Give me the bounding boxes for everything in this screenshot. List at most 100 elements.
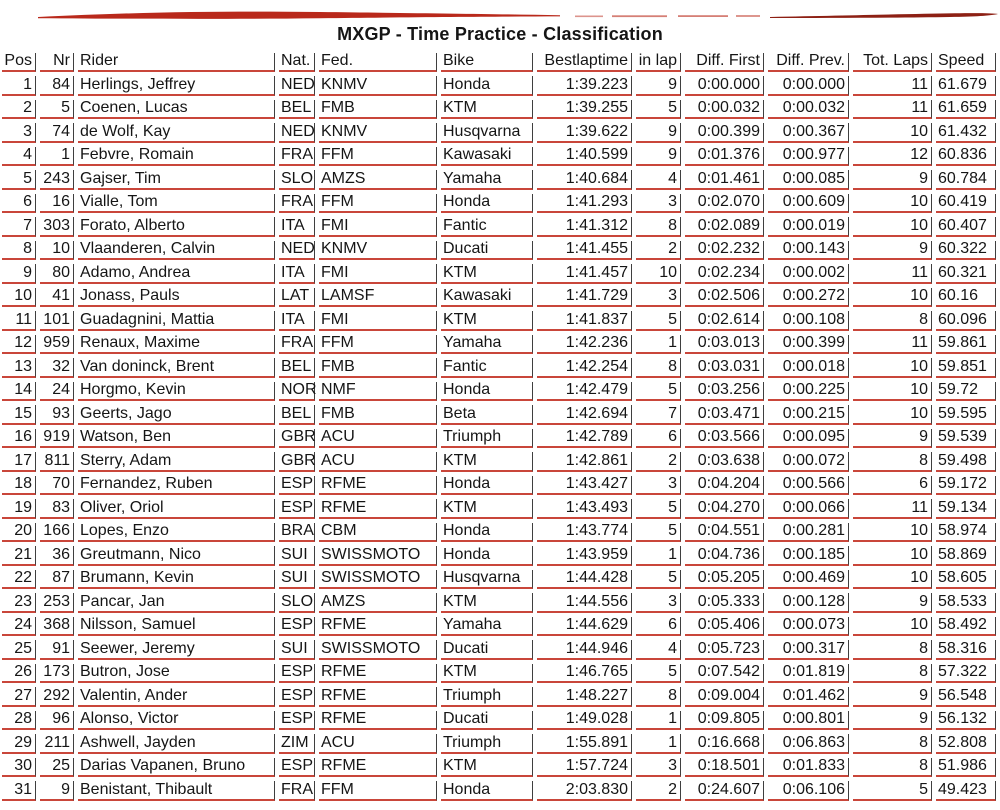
cell-rider: Fernandez, Ruben: [78, 475, 275, 495]
cell-bestlaptime: 1:43.959: [537, 546, 632, 566]
cell-in-lap: 1: [636, 734, 681, 754]
cell-rider: Horgmo, Kevin: [78, 381, 275, 401]
cell-nat: BRA: [279, 522, 315, 542]
table-row: 6 16 Vialle, Tom FRA FFM Honda 1:41.293 3 0:02.0…: [2, 193, 996, 213]
cell-nr: 93: [40, 405, 74, 425]
cell-fed: FFM: [319, 193, 437, 213]
cell-nat: BEL: [279, 358, 315, 378]
swoosh-left-stroke: [38, 11, 560, 19]
cell-tot-laps: 10: [853, 616, 932, 636]
cell-pos: 27: [2, 687, 36, 707]
cell-tot-laps: 8: [853, 452, 932, 472]
cell-tot-laps: 10: [853, 405, 932, 425]
table-row: 16 919 Watson, Ben GBR ACU Triumph 1:42.789 6 0:…: [2, 428, 996, 448]
cell-rider: Van doninck, Brent: [78, 358, 275, 378]
swoosh-dash: [678, 15, 728, 17]
cell-in-lap: 7: [636, 405, 681, 425]
cell-bestlaptime: 1:55.891: [537, 734, 632, 754]
cell-diff-prev: 0:00.367: [768, 123, 849, 143]
table-row: 11 101 Guadagnini, Mattia ITA FMI KTM 1:41.837…: [2, 311, 996, 331]
cell-diff-first: 0:09.004: [685, 687, 764, 707]
cell-bestlaptime: 1:57.724: [537, 757, 632, 777]
cell-bike: Husqvarna: [441, 123, 533, 143]
cell-bestlaptime: 1:44.946: [537, 640, 632, 660]
cell-bike: Yamaha: [441, 170, 533, 190]
cell-in-lap: 9: [636, 76, 681, 96]
cell-bike: Ducati: [441, 640, 533, 660]
cell-in-lap: 3: [636, 193, 681, 213]
cell-pos: 22: [2, 569, 36, 589]
cell-diff-prev: 0:00.399: [768, 334, 849, 354]
cell-bestlaptime: 1:42.254: [537, 358, 632, 378]
cell-nat: BEL: [279, 405, 315, 425]
cell-diff-prev: 0:00.018: [768, 358, 849, 378]
cell-tot-laps: 9: [853, 687, 932, 707]
cell-rider: Greutmann, Nico: [78, 546, 275, 566]
cell-in-lap: 8: [636, 217, 681, 237]
cell-tot-laps: 10: [853, 546, 932, 566]
cell-diff-first: 0:18.501: [685, 757, 764, 777]
cell-bestlaptime: 1:39.255: [537, 99, 632, 119]
cell-speed: 49.423: [936, 781, 996, 801]
cell-rider: Renaux, Maxime: [78, 334, 275, 354]
cell-rider: Darias Vapanen, Bruno: [78, 757, 275, 777]
cell-fed: KNMV: [319, 240, 437, 260]
cell-diff-first: 0:00.032: [685, 99, 764, 119]
cell-nr: 10: [40, 240, 74, 260]
column-header-diff-first: Diff. First: [685, 52, 764, 72]
cell-speed: 60.836: [936, 146, 996, 166]
table-row: 10 41 Jonass, Pauls LAT LAMSF Kawasaki 1:41.72…: [2, 287, 996, 307]
cell-rider: Oliver, Oriol: [78, 499, 275, 519]
cell-diff-first: 0:24.607: [685, 781, 764, 801]
cell-rider: Brumann, Kevin: [78, 569, 275, 589]
cell-tot-laps: 8: [853, 640, 932, 660]
classification-table: Pos Nr Rider Nat. Fed. Bike Bestlaptime in lap D…: [2, 52, 996, 805]
cell-bestlaptime: 1:42.694: [537, 405, 632, 425]
cell-speed: 51.986: [936, 757, 996, 777]
cell-diff-first: 0:03.256: [685, 381, 764, 401]
cell-fed: FMB: [319, 358, 437, 378]
cell-speed: 56.132: [936, 710, 996, 730]
cell-nr: 9: [40, 781, 74, 801]
cell-in-lap: 3: [636, 593, 681, 613]
cell-fed: FMI: [319, 311, 437, 331]
cell-nr: 70: [40, 475, 74, 495]
cell-diff-first: 0:05.406: [685, 616, 764, 636]
column-header-speed: Speed: [936, 52, 996, 72]
cell-rider: Adamo, Andrea: [78, 264, 275, 284]
cell-diff-prev: 0:00.469: [768, 569, 849, 589]
cell-rider: Lopes, Enzo: [78, 522, 275, 542]
cell-speed: 58.316: [936, 640, 996, 660]
cell-diff-prev: 0:00.801: [768, 710, 849, 730]
cell-in-lap: 1: [636, 710, 681, 730]
cell-in-lap: 8: [636, 358, 681, 378]
cell-pos: 8: [2, 240, 36, 260]
table-row: 13 32 Van doninck, Brent BEL FMB Fantic 1:42.2…: [2, 358, 996, 378]
table-row: 9 80 Adamo, Andrea ITA FMI KTM 1:41.457 10 0:02.…: [2, 264, 996, 284]
cell-bike: Honda: [441, 546, 533, 566]
cell-nat: ESP: [279, 687, 315, 707]
cell-nr: 1: [40, 146, 74, 166]
cell-tot-laps: 12: [853, 146, 932, 166]
table-row: 17 811 Sterry, Adam GBR ACU KTM 1:42.861 2 0:03.…: [2, 452, 996, 472]
cell-bike: Fantic: [441, 358, 533, 378]
swoosh-dash: [575, 15, 603, 18]
cell-fed: AMZS: [319, 170, 437, 190]
cell-diff-first: 0:04.270: [685, 499, 764, 519]
table-row: 18 70 Fernandez, Ruben ESP RFME Honda 1:43.427…: [2, 475, 996, 495]
cell-bestlaptime: 1:43.493: [537, 499, 632, 519]
table-row: 22 87 Brumann, Kevin SUI SWISSMOTO Husqvarna 1…: [2, 569, 996, 589]
cell-diff-prev: 0:00.225: [768, 381, 849, 401]
cell-in-lap: 1: [636, 546, 681, 566]
cell-fed: FMI: [319, 264, 437, 284]
table-row: 14 24 Horgmo, Kevin NOR NMF Honda 1:42.479 5 0:0…: [2, 381, 996, 401]
cell-diff-prev: 0:00.019: [768, 217, 849, 237]
cell-fed: FMB: [319, 99, 437, 119]
cell-tot-laps: 8: [853, 734, 932, 754]
cell-fed: KNMV: [319, 76, 437, 96]
cell-bike: KTM: [441, 757, 533, 777]
cell-diff-prev: 0:01.462: [768, 687, 849, 707]
cell-nat: BEL: [279, 99, 315, 119]
cell-speed: 61.659: [936, 99, 996, 119]
cell-fed: FFM: [319, 146, 437, 166]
====================
— STATED GOAL —
Rewrite the data above with each "cell-bike" swapped for "cell-make" and everything else unchanged. Leave the picture out.

— SOLUTION TO THIS TASK —
Give me the bounding boxes for everything in this screenshot. List at most 100 elements.
cell-rider: Fernandez, Ruben: [78, 475, 275, 495]
cell-bestlaptime: 1:43.959: [537, 546, 632, 566]
cell-in-lap: 1: [636, 734, 681, 754]
cell-rider: Horgmo, Kevin: [78, 381, 275, 401]
cell-nat: BRA: [279, 522, 315, 542]
table-row: 6 16 Vialle, Tom FRA FFM Honda 1:41.293 3 0:02.0…: [2, 193, 996, 213]
cell-nr: 93: [40, 405, 74, 425]
cell-fed: FFM: [319, 193, 437, 213]
cell-nat: BEL: [279, 358, 315, 378]
swoosh-left-stroke: [38, 11, 560, 19]
cell-tot-laps: 10: [853, 616, 932, 636]
cell-pos: 27: [2, 687, 36, 707]
cell-tot-laps: 8: [853, 452, 932, 472]
cell-tot-laps: 10: [853, 405, 932, 425]
table-row: 16 919 Watson, Ben GBR ACU Triumph 1:42.789 6 0:…: [2, 428, 996, 448]
cell-rider: Van doninck, Brent: [78, 358, 275, 378]
swoosh-dash: [678, 15, 728, 17]
cell-in-lap: 7: [636, 405, 681, 425]
cell-bestlaptime: 1:55.891: [537, 734, 632, 754]
cell-diff-prev: 0:00.367: [768, 123, 849, 143]
table-row: 11 101 Guadagnini, Mattia ITA FMI KTM 1:41.837…: [2, 311, 996, 331]
cell-diff-first: 0:09.004: [685, 687, 764, 707]
cell-bestlaptime: 1:57.724: [537, 757, 632, 777]
cell-make: Husqvarna: [441, 123, 533, 143]
cell-bestlaptime: 1:44.946: [537, 640, 632, 660]
cell-make: Yamaha: [441, 170, 533, 190]
cell-in-lap: 9: [636, 76, 681, 96]
cell-make: Ducati: [441, 640, 533, 660]
cell-in-lap: 3: [636, 193, 681, 213]
cell-pos: 22: [2, 569, 36, 589]
cell-diff-prev: 0:00.399: [768, 334, 849, 354]
cell-bestlaptime: 1:42.254: [537, 358, 632, 378]
cell-nat: BEL: [279, 405, 315, 425]
cell-diff-prev: 0:00.018: [768, 358, 849, 378]
cell-tot-laps: 9: [853, 687, 932, 707]
cell-rider: Greutmann, Nico: [78, 546, 275, 566]
cell-in-lap: 8: [636, 217, 681, 237]
cell-tot-laps: 10: [853, 546, 932, 566]
cell-diff-first: 0:18.501: [685, 757, 764, 777]
cell-bestlaptime: 1:39.255: [537, 99, 632, 119]
cell-speed: 49.423: [936, 781, 996, 801]
cell-rider: Renaux, Maxime: [78, 334, 275, 354]
cell-rider: Darias Vapanen, Bruno: [78, 757, 275, 777]
cell-fed: KNMV: [319, 240, 437, 260]
cell-diff-first: 0:00.032: [685, 99, 764, 119]
cell-nr: 10: [40, 240, 74, 260]
column-header-diff-first: Diff. First: [685, 52, 764, 72]
cell-speed: 60.836: [936, 146, 996, 166]
table-row: 10 41 Jonass, Pauls LAT LAMSF Kawasaki 1:41.72…: [2, 287, 996, 307]
cell-rider: Oliver, Oriol: [78, 499, 275, 519]
cell-diff-first: 0:24.607: [685, 781, 764, 801]
cell-rider: Brumann, Kevin: [78, 569, 275, 589]
cell-tot-laps: 8: [853, 640, 932, 660]
classification-table: Pos Nr Rider Nat. Fed. Bike Bestlaptime in lap D…: [2, 52, 996, 805]
cell-bestlaptime: 1:42.694: [537, 405, 632, 425]
cell-speed: 51.986: [936, 757, 996, 777]
cell-diff-first: 0:03.256: [685, 381, 764, 401]
cell-fed: FMB: [319, 358, 437, 378]
cell-speed: 56.132: [936, 710, 996, 730]
cell-nr: 9: [40, 781, 74, 801]
cell-in-lap: 3: [636, 593, 681, 613]
cell-fed: FMI: [319, 311, 437, 331]
cell-nr: 70: [40, 475, 74, 495]
cell-diff-first: 0:05.406: [685, 616, 764, 636]
column-header-speed: Speed: [936, 52, 996, 72]
cell-rider: Adamo, Andrea: [78, 264, 275, 284]
cell-diff-prev: 0:00.469: [768, 569, 849, 589]
cell-rider: Lopes, Enzo: [78, 522, 275, 542]
cell-speed: 58.316: [936, 640, 996, 660]
cell-diff-prev: 0:00.801: [768, 710, 849, 730]
cell-in-lap: 1: [636, 710, 681, 730]
cell-in-lap: 8: [636, 358, 681, 378]
cell-pos: 8: [2, 240, 36, 260]
table-row: 13 32 Van doninck, Brent BEL FMB Fantic 1:42.2…: [2, 358, 996, 378]
table-row: 9 80 Adamo, Andrea ITA FMI KTM 1:41.457 10 0:02.…: [2, 264, 996, 284]
cell-make: Honda: [441, 546, 533, 566]
cell-nat: ESP: [279, 687, 315, 707]
cell-nr: 1: [40, 146, 74, 166]
cell-tot-laps: 12: [853, 146, 932, 166]
table-row: 17 811 Sterry, Adam GBR ACU KTM 1:42.861 2 0:03.…: [2, 452, 996, 472]
cell-make: Fantic: [441, 358, 533, 378]
swoosh-dash: [575, 15, 603, 18]
cell-fed: AMZS: [319, 170, 437, 190]
cell-diff-first: 0:04.270: [685, 499, 764, 519]
table-row: 18 70 Fernandez, Ruben ESP RFME Honda 1:43.427…: [2, 475, 996, 495]
cell-bestlaptime: 1:43.493: [537, 499, 632, 519]
table-row: 22 87 Brumann, Kevin SUI SWISSMOTO Husqvarna 1…: [2, 569, 996, 589]
cell-diff-prev: 0:00.225: [768, 381, 849, 401]
cell-in-lap: 1: [636, 546, 681, 566]
cell-fed: FMI: [319, 264, 437, 284]
table-row: 14 24 Horgmo, Kevin NOR NMF Honda 1:42.479 5 0:0…: [2, 381, 996, 401]
cell-diff-prev: 0:00.019: [768, 217, 849, 237]
cell-fed: FMB: [319, 99, 437, 119]
cell-tot-laps: 8: [853, 734, 932, 754]
cell-fed: KNMV: [319, 76, 437, 96]
cell-make: KTM: [441, 757, 533, 777]
cell-diff-prev: 0:01.462: [768, 687, 849, 707]
cell-nat: BEL: [279, 99, 315, 119]
cell-speed: 61.659: [936, 99, 996, 119]
cell-fed: FFM: [319, 146, 437, 166]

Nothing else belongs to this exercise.